>> BEGIN

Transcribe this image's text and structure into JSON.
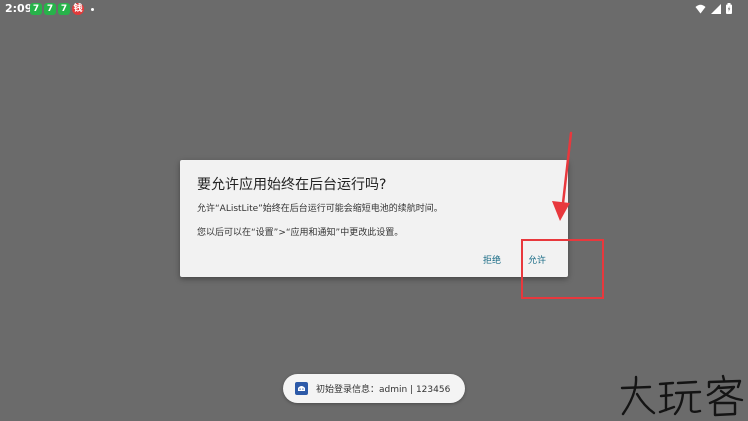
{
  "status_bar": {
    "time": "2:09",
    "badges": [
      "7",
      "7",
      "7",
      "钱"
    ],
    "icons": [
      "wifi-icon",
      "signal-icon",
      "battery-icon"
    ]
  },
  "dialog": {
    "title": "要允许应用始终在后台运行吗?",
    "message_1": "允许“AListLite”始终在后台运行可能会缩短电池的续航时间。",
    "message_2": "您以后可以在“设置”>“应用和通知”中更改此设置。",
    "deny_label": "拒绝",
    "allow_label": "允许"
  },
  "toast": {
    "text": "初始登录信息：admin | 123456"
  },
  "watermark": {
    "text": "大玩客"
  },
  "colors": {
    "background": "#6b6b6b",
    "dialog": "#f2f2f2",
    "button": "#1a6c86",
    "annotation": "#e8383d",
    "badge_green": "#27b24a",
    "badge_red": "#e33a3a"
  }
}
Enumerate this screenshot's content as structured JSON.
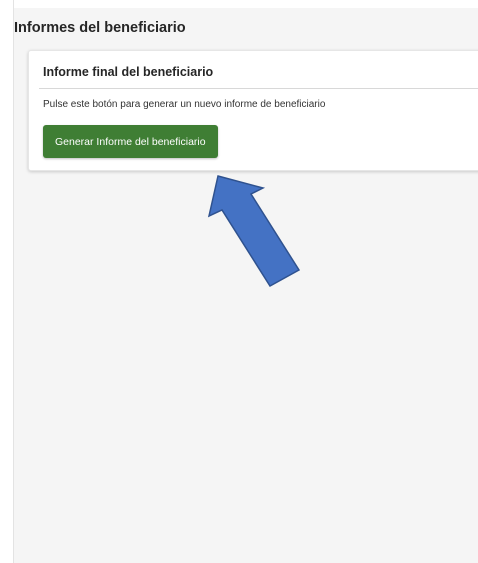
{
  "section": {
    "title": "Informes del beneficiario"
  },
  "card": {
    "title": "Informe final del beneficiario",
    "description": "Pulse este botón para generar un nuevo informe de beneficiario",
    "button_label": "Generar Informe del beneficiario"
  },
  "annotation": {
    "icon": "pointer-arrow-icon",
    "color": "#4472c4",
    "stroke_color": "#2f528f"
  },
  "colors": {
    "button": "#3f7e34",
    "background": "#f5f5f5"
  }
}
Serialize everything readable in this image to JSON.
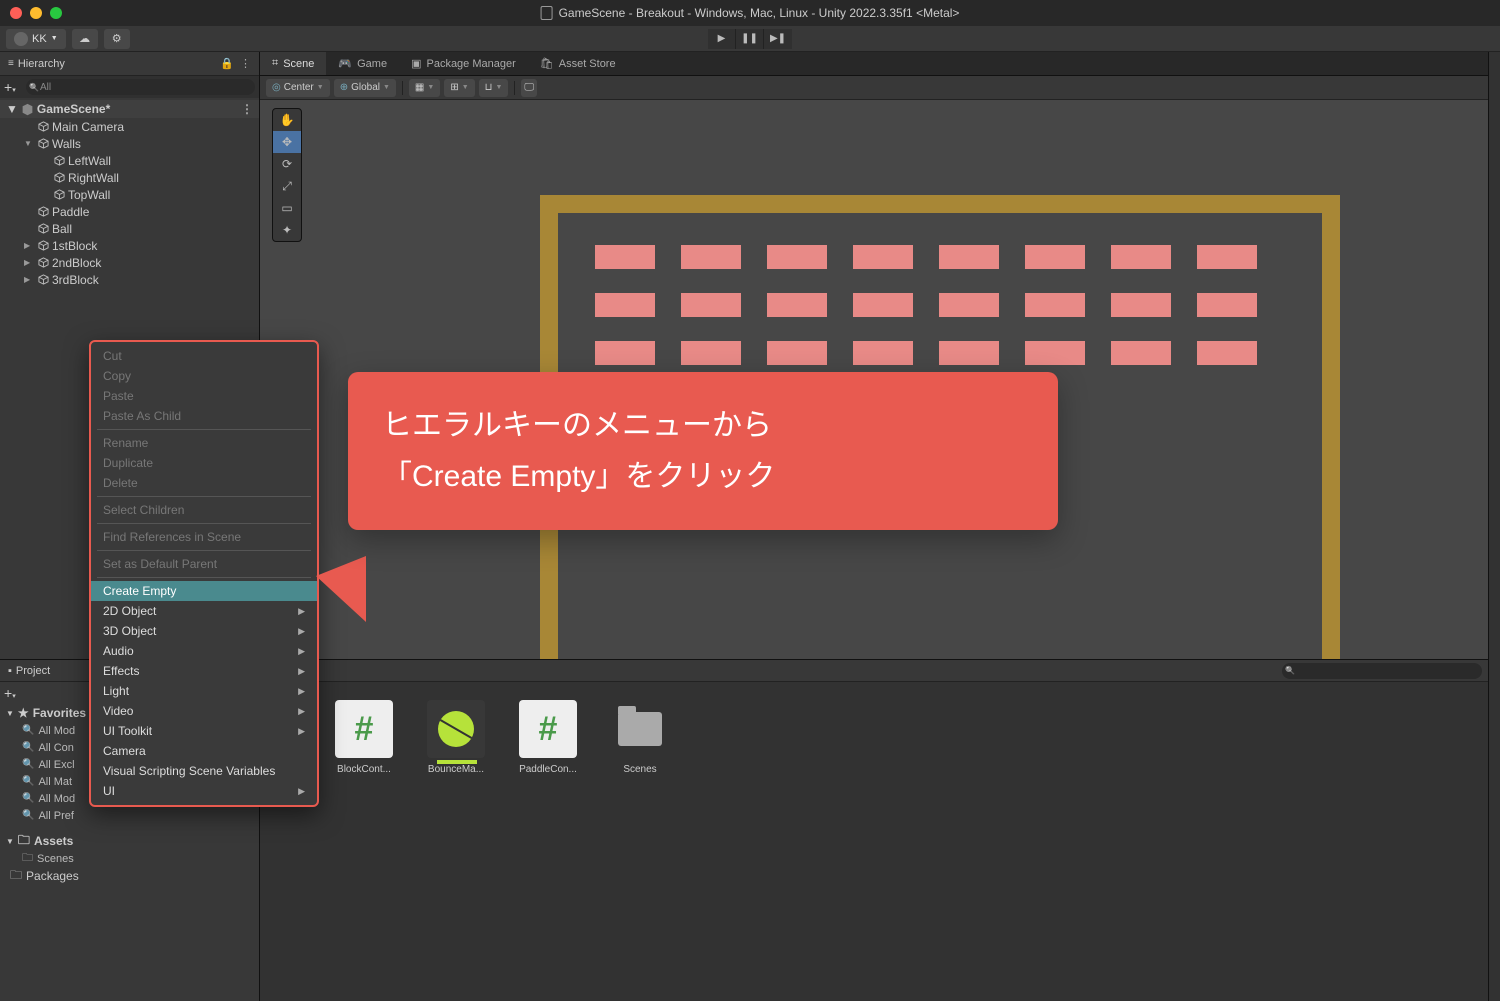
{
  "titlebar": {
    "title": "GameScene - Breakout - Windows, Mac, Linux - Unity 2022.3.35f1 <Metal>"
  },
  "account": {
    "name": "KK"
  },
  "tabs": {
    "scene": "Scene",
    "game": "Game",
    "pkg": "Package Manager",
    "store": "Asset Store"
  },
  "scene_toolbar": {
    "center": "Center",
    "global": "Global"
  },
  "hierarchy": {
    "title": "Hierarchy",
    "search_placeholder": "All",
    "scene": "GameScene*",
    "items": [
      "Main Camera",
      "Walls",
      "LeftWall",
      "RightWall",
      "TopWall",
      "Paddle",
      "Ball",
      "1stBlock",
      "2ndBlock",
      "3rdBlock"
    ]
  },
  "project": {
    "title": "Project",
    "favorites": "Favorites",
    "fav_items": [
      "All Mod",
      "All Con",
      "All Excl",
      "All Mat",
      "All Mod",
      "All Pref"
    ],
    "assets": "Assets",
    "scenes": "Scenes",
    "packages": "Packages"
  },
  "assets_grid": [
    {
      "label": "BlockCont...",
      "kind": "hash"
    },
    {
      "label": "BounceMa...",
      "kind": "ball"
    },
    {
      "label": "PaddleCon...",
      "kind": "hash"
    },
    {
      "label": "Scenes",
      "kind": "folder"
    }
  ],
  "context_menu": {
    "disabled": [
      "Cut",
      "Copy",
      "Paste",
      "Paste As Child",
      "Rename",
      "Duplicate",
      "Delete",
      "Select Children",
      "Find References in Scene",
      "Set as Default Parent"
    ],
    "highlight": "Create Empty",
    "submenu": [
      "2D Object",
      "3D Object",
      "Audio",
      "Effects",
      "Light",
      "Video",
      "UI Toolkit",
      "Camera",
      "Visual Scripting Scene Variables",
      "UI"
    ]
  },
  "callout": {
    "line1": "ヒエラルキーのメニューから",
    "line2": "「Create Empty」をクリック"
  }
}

>> END
>> BEGIN

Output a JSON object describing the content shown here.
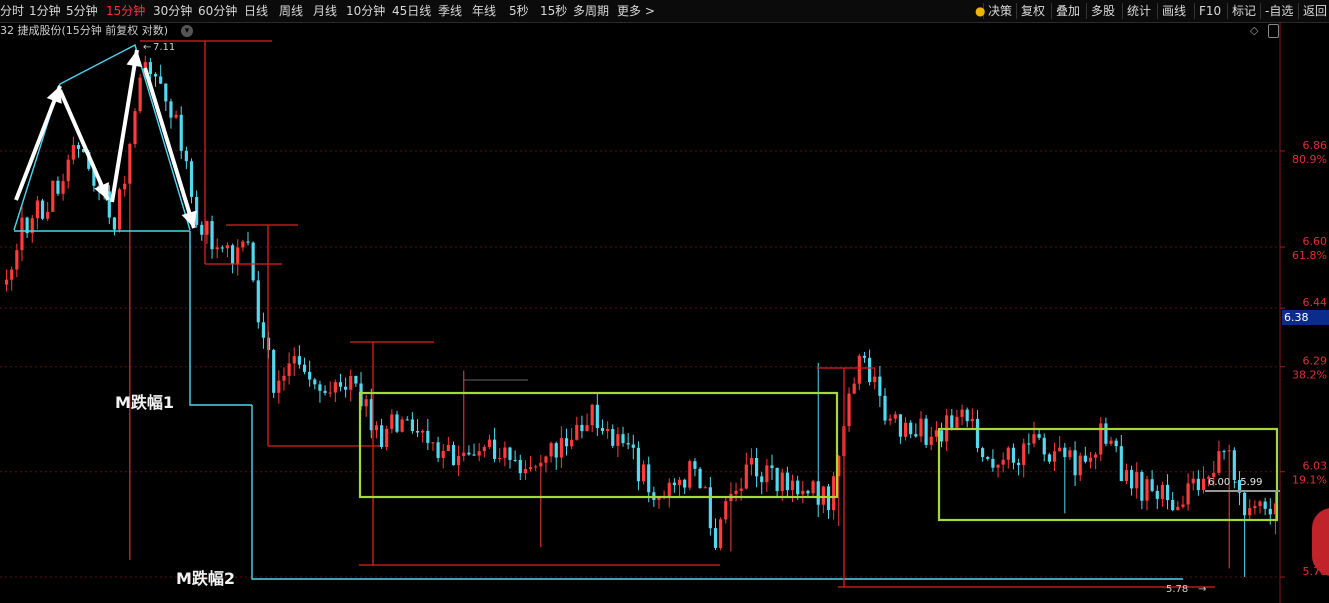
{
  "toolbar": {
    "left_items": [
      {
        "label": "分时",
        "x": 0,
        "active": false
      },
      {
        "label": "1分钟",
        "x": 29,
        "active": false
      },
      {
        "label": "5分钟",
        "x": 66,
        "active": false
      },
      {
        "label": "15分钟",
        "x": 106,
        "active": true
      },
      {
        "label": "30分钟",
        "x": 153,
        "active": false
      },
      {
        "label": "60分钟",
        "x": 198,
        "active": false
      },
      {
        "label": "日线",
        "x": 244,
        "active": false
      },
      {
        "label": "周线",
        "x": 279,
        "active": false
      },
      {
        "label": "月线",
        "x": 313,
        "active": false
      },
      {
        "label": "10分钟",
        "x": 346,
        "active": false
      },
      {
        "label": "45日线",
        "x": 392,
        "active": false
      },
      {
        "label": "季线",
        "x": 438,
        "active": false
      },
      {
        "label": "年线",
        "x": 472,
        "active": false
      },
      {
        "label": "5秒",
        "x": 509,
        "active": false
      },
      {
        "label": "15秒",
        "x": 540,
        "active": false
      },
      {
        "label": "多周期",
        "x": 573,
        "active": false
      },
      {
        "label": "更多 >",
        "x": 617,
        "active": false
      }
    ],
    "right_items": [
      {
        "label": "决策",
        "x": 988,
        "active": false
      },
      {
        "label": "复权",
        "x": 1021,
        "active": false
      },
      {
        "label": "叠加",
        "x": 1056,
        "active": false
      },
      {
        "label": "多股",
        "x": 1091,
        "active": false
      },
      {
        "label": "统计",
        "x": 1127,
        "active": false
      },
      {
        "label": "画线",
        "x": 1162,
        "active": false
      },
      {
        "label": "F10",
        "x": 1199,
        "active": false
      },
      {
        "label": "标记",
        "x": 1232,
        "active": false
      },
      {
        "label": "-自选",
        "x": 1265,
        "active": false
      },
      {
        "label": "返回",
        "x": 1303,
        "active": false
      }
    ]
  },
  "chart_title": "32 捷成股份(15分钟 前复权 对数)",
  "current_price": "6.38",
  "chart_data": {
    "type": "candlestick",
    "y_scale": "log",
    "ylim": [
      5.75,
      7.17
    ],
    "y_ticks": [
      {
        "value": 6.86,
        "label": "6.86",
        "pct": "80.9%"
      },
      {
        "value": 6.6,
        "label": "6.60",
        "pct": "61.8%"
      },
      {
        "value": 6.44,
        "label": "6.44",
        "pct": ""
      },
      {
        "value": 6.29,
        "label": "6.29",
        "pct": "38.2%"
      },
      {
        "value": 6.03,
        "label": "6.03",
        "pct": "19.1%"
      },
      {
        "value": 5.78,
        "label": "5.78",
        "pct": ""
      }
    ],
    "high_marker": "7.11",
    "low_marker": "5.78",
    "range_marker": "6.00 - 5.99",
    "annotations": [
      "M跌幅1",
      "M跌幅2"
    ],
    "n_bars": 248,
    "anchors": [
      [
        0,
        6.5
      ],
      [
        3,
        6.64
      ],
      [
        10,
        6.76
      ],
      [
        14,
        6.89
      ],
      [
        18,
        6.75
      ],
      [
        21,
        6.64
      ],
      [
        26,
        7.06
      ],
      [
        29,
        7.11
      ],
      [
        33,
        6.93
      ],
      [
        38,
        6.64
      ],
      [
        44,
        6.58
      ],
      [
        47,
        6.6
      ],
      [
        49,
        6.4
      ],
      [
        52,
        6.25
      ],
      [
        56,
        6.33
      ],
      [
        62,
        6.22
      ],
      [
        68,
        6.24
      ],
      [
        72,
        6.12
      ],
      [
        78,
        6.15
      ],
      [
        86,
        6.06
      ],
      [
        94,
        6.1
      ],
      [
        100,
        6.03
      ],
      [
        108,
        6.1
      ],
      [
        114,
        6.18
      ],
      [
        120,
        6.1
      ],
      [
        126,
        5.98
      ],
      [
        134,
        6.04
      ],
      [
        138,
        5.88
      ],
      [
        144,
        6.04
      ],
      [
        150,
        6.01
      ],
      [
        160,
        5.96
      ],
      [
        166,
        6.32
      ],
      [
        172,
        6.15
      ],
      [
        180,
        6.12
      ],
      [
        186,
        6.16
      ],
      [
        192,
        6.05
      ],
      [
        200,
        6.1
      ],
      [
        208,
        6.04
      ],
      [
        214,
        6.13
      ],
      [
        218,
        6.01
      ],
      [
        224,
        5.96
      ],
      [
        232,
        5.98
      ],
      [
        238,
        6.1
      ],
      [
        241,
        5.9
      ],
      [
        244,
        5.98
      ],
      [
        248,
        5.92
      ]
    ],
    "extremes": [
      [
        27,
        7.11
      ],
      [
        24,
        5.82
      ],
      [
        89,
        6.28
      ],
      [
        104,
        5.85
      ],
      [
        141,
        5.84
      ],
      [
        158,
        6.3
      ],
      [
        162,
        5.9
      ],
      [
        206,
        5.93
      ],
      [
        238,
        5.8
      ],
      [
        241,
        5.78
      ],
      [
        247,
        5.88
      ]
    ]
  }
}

>> END

**Exercise task**
From the data above, copy each line that holds "Create".

**Finished answer**
    "highlight": "Create Empty",
    "line2": "「Create Empty」をクリック"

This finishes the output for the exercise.